**OBJECTIVE**: Return each line of the material verbatim.

======== DATA IN THIS EXERCISE ========

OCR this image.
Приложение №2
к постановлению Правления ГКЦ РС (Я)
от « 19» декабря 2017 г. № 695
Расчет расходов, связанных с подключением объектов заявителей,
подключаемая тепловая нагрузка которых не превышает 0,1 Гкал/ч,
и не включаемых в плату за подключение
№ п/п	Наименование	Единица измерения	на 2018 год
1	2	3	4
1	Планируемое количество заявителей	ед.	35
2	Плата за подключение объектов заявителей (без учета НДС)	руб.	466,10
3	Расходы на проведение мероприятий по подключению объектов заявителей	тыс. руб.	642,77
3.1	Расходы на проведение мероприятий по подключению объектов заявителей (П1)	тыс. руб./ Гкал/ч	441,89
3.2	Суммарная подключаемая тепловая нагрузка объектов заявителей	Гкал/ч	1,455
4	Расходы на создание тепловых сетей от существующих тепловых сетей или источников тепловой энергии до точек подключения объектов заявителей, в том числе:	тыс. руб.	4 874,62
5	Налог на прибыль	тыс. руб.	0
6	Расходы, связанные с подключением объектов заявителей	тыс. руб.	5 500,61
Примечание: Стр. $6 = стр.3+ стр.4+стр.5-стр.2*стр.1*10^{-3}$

========

**WRITTEN SOLUTION**:
OCR this image.
Приложение №2
к постановлению Правления ГКЦ РС (Я)
от « 19» декабря 2017 г. № 695
Расчет расходов, связанных с подключением объектов заявителей,
подключаемая тепловая нагрузка которых не превышает 0,1 Гкал/ч,
и не включаемых в плату за подключение
№ п/п	Наименование	Единица измерения	на 2018 год
1	2	3	4
1	Планируемое количество заявителей	ед.	35
2	Плата за подключение объектов заявителей (без учета НДС)	руб.	466,10
3	Расходы на проведение мероприятий по подключению объектов заявителей	тыс. руб.	642,77
3.1	Расходы на проведение мероприятий по подключению объектов заявителей (П1)	тыс. руб./ Гкал/ч	441,89
3.2	Суммарная подключаемая тепловая нагрузка объектов заявителей	Гкал/ч	1,455
4	Расходы на создание тепловых сетей от существующих тепловых сетей или источников тепловой энергии до точек подключения объектов заявителей, в том числе:	тыс. руб.	4 874,62
5	Налог на прибыль	тыс. руб.	0
6	Расходы, связанные с подключением объектов заявителей	тыс. руб.	5 500,61
Примечание: Стр. $6 = стр.3+ стр.4+стр.5-стр.2*стр.1*10^{-3}$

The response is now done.